Given instruction ▸ Determine how many lines contain the string "فيما". Reply with that figure and nothing else.

Entries shown ▸
......

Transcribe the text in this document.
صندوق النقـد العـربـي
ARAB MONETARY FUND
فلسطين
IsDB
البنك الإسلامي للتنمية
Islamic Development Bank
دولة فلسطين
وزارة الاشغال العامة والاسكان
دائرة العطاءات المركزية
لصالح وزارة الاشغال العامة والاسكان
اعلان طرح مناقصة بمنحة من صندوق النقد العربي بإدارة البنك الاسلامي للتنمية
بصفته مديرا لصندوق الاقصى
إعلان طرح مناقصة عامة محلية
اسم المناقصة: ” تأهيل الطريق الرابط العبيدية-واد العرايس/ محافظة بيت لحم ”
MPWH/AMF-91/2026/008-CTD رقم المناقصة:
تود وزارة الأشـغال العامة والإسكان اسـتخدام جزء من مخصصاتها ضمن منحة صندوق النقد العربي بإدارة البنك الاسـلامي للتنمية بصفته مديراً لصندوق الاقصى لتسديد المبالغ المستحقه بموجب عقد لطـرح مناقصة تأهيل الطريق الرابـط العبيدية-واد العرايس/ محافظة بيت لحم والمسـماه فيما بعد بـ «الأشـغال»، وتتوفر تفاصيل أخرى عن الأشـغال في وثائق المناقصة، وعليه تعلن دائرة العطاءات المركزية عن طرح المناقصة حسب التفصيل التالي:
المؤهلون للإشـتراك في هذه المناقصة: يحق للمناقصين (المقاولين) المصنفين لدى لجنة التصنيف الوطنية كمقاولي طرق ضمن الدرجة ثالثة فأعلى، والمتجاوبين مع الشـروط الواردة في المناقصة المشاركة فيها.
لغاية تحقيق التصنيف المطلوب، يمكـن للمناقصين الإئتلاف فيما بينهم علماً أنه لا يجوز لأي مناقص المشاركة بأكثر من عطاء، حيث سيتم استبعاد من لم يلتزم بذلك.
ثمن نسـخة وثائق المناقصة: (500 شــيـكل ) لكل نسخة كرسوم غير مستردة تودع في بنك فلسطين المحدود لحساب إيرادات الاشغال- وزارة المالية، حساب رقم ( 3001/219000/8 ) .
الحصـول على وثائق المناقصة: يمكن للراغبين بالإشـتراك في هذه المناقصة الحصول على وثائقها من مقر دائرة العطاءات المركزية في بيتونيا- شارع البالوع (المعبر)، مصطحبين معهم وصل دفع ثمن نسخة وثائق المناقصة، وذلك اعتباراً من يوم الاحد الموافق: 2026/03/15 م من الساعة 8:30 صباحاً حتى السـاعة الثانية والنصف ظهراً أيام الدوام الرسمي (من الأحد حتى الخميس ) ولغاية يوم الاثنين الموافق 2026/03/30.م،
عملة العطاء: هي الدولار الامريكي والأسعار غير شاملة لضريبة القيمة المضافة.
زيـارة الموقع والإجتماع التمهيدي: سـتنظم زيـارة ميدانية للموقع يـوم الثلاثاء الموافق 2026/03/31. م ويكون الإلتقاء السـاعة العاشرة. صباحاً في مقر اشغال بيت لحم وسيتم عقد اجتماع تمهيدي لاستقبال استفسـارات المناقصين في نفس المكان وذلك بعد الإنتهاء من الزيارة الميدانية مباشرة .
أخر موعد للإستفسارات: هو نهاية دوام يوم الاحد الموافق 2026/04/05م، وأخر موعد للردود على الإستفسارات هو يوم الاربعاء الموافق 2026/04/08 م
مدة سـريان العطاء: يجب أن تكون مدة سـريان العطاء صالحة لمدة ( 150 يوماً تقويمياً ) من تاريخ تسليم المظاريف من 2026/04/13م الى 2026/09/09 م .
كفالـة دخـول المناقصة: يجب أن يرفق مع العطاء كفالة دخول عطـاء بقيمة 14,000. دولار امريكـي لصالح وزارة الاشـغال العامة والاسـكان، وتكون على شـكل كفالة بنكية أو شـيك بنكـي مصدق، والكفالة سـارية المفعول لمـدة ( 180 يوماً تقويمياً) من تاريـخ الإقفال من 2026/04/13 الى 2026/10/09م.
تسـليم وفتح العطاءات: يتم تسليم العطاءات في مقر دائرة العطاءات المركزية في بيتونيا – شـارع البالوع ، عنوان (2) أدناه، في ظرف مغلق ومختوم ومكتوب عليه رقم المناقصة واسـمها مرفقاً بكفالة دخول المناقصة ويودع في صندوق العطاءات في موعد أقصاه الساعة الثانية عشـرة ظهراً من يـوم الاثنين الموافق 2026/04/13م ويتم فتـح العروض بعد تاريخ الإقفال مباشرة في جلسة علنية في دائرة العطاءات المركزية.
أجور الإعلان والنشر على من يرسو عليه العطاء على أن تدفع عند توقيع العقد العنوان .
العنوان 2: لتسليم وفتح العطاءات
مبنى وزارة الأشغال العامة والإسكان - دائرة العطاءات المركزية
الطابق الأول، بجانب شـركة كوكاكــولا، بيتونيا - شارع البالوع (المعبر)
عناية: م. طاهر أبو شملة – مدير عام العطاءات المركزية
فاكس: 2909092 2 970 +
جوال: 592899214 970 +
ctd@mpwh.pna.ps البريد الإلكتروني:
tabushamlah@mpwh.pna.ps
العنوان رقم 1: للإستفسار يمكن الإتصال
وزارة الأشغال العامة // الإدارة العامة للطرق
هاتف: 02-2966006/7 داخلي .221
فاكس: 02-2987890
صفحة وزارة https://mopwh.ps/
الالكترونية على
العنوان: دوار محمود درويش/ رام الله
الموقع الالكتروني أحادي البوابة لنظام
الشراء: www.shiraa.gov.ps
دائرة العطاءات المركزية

......

Output ▸ 2